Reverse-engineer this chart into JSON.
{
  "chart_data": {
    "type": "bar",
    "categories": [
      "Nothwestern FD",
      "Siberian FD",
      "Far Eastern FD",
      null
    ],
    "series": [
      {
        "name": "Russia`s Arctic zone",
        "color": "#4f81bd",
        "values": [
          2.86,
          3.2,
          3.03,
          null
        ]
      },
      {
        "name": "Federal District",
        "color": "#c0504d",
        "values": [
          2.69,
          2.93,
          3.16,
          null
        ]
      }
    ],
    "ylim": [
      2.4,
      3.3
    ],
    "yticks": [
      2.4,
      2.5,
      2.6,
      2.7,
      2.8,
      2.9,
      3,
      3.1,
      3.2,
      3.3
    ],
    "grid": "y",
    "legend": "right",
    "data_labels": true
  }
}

=-=-=

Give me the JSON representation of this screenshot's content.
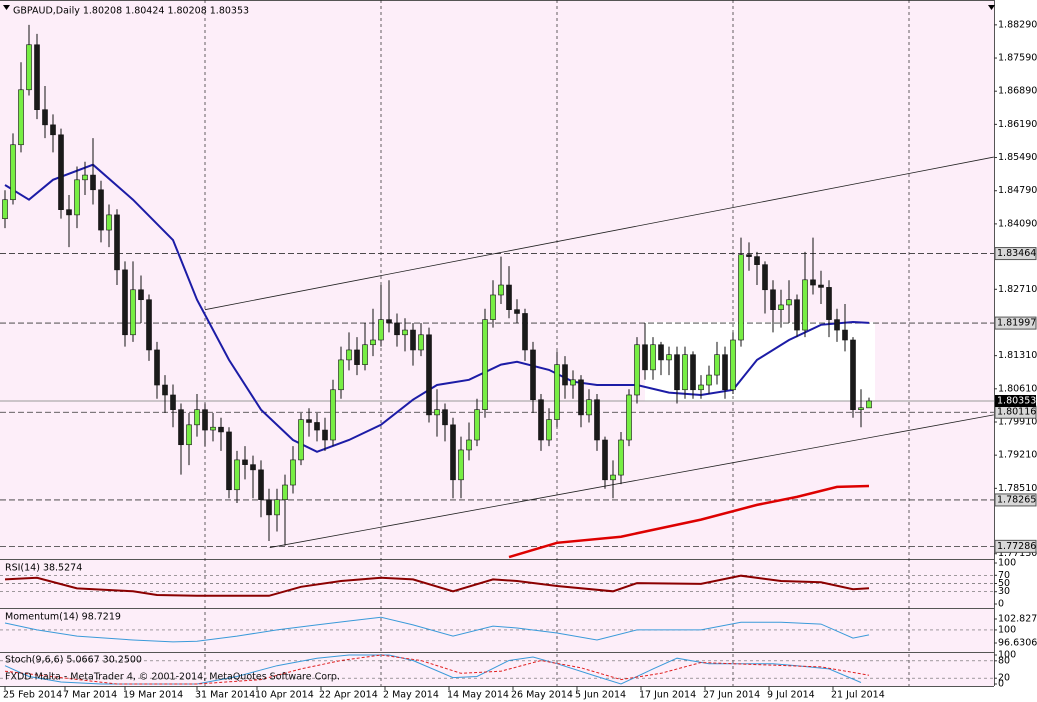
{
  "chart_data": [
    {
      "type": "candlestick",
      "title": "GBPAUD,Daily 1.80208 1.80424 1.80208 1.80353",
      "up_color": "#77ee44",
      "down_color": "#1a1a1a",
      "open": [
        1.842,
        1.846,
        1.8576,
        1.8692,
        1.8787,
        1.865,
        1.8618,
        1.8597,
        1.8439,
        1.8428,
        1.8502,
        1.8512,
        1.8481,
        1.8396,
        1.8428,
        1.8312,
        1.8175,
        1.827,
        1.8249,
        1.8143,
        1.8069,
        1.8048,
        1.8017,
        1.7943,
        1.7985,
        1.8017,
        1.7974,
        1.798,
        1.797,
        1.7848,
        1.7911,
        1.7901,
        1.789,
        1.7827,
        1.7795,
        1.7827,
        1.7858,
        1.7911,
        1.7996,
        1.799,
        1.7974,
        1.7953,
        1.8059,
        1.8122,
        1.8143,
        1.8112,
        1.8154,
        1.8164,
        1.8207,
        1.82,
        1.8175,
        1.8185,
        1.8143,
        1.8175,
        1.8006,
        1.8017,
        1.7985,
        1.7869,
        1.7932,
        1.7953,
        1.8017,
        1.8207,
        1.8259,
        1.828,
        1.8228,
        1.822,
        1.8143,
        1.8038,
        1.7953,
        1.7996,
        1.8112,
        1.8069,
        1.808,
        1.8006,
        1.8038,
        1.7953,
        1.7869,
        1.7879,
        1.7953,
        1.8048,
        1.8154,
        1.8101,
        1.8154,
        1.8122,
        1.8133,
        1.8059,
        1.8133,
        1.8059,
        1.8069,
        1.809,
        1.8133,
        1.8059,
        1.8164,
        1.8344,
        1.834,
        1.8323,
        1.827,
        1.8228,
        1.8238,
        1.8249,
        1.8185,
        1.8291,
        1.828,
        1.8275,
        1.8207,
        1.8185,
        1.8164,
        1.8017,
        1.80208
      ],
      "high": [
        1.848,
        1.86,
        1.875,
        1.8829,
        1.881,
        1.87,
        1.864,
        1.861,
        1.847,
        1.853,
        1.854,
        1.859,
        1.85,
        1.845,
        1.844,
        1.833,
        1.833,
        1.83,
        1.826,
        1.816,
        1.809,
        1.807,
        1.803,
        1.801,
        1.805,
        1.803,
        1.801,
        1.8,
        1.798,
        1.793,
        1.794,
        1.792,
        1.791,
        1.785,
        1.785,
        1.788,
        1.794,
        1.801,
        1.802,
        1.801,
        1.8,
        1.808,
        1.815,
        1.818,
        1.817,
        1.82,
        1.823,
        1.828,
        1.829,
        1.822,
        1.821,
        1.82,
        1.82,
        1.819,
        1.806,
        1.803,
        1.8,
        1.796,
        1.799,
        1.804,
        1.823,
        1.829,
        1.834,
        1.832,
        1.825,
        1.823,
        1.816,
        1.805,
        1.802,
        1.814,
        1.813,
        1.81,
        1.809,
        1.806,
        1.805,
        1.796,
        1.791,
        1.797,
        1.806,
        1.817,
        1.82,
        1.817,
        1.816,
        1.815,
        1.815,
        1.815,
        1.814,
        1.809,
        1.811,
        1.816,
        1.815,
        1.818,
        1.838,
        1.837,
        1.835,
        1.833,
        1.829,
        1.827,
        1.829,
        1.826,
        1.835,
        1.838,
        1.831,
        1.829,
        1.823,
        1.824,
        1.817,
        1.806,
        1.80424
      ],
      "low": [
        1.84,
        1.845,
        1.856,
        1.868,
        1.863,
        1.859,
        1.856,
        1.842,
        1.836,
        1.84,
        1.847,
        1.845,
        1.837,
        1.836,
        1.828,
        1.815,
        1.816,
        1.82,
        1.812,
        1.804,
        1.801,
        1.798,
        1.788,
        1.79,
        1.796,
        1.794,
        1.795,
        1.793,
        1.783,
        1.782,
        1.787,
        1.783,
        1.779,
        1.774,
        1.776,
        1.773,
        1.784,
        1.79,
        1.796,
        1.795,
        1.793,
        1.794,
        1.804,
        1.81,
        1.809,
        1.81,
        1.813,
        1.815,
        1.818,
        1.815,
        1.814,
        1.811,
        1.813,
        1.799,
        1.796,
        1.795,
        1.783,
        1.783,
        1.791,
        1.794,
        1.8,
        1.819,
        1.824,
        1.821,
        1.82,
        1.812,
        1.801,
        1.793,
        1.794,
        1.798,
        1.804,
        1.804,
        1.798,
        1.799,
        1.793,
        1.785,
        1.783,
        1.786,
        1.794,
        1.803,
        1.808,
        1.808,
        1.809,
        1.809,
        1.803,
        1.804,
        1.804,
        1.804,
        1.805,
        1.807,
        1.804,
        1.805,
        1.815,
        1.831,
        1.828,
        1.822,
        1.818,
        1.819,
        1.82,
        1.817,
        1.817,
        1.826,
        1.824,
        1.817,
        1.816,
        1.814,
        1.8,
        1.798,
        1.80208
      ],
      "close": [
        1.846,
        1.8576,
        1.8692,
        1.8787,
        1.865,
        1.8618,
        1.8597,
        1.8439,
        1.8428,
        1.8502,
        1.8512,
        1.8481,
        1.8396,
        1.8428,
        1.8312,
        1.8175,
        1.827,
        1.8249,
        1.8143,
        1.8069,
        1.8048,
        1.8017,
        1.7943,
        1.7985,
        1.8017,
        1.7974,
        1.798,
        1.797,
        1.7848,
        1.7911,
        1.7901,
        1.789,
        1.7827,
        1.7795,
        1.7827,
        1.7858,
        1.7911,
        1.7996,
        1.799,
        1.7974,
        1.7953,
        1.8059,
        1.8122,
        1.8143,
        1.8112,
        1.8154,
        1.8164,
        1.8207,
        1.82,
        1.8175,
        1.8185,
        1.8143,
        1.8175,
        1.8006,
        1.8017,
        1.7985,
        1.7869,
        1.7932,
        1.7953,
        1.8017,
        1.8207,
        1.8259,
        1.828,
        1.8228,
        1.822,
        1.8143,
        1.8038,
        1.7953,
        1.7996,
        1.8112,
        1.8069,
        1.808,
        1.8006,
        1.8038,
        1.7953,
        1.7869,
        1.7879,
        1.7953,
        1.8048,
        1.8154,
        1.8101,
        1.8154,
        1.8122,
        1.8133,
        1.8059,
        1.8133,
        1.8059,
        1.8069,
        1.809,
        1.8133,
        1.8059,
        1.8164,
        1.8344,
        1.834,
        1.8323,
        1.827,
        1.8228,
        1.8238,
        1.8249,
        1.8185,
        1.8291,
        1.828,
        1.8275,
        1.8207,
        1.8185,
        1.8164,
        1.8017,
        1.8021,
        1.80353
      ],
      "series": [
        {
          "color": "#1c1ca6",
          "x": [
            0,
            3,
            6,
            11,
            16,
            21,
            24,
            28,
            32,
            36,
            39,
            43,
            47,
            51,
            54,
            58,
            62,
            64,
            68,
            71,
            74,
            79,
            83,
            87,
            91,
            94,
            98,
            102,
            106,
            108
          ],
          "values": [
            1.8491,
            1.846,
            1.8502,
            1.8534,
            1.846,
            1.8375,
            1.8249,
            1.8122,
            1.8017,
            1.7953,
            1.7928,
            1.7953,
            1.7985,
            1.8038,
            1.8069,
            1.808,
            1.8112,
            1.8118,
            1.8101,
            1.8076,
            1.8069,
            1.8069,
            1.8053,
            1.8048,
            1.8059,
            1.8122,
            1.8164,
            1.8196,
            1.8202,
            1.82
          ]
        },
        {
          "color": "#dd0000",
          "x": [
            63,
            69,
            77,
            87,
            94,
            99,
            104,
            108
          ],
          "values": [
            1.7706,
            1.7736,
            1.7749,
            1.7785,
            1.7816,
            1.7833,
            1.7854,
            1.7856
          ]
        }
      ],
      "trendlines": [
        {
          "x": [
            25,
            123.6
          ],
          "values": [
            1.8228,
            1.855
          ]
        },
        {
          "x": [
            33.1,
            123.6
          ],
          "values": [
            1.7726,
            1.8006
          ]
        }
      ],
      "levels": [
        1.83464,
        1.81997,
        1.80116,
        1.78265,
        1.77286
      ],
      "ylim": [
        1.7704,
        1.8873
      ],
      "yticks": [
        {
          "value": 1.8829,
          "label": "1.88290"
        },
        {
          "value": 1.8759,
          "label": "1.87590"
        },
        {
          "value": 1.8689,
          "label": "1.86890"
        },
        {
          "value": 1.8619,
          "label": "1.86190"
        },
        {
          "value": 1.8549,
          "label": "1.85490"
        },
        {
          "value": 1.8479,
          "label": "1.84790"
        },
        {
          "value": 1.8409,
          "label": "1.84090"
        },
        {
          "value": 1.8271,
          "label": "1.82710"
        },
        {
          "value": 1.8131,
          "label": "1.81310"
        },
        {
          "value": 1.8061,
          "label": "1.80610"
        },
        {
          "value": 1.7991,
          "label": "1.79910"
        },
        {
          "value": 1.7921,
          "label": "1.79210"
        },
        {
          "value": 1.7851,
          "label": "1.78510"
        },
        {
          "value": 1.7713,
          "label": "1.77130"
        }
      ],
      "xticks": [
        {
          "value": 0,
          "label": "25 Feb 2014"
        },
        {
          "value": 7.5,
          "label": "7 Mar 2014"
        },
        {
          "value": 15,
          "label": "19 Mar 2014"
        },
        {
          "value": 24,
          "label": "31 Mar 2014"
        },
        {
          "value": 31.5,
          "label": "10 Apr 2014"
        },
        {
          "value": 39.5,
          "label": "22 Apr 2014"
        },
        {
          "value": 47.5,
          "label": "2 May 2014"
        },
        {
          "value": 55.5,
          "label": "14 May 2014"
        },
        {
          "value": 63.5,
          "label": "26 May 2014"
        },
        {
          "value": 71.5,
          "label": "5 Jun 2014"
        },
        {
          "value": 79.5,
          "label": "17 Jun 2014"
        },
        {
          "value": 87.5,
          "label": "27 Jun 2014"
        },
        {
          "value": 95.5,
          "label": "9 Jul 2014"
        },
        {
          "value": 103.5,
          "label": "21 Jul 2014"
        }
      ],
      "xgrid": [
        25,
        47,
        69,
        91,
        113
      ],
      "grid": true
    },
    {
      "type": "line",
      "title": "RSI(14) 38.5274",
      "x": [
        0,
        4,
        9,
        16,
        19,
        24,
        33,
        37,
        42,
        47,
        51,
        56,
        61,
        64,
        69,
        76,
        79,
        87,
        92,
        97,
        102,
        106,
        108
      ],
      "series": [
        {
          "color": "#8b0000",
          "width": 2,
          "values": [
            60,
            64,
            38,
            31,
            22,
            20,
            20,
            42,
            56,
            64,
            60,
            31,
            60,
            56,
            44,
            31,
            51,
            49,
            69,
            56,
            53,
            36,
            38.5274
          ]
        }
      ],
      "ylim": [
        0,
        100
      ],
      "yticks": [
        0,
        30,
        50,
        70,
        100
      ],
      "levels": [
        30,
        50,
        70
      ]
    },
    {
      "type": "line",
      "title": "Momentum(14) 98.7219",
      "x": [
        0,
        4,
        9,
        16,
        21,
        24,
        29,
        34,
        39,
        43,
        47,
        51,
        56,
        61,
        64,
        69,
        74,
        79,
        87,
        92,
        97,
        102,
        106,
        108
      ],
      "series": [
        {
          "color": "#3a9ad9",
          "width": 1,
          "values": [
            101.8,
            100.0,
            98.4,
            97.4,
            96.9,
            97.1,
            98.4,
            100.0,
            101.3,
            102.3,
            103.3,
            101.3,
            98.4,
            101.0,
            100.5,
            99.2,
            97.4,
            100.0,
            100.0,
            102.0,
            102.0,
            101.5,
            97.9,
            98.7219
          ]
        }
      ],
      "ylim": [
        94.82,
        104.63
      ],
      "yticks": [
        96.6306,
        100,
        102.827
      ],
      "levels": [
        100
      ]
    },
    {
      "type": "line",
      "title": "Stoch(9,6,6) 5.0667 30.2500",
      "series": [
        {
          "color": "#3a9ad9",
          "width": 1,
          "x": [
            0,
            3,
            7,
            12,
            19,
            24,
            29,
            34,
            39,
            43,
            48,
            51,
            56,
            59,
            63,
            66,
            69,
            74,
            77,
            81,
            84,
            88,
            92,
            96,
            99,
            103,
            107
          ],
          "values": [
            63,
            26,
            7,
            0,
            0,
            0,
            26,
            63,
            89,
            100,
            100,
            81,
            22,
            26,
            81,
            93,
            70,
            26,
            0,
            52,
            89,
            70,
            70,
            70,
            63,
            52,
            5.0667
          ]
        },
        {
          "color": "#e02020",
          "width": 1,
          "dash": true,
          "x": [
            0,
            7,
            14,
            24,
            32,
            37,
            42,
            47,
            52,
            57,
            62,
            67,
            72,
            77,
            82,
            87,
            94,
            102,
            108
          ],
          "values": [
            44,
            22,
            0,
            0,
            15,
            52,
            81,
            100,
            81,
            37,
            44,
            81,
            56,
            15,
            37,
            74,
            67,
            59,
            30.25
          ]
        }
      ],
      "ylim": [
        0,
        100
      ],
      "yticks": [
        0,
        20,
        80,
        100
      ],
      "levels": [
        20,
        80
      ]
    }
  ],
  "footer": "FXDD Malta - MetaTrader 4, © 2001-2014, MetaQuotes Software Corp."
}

=-=-=

[Objective]:
Select and copy every line of the listing with the word "title".

[Exercise output]:
      "title": "GBPAUD,Daily 1.80208 1.80424 1.80208 1.80353",
      "title": "RSI(14) 38.5274",
      "title": "Momentum(14) 98.7219",
      "title": "Stoch(9,6,6) 5.0667 30.2500",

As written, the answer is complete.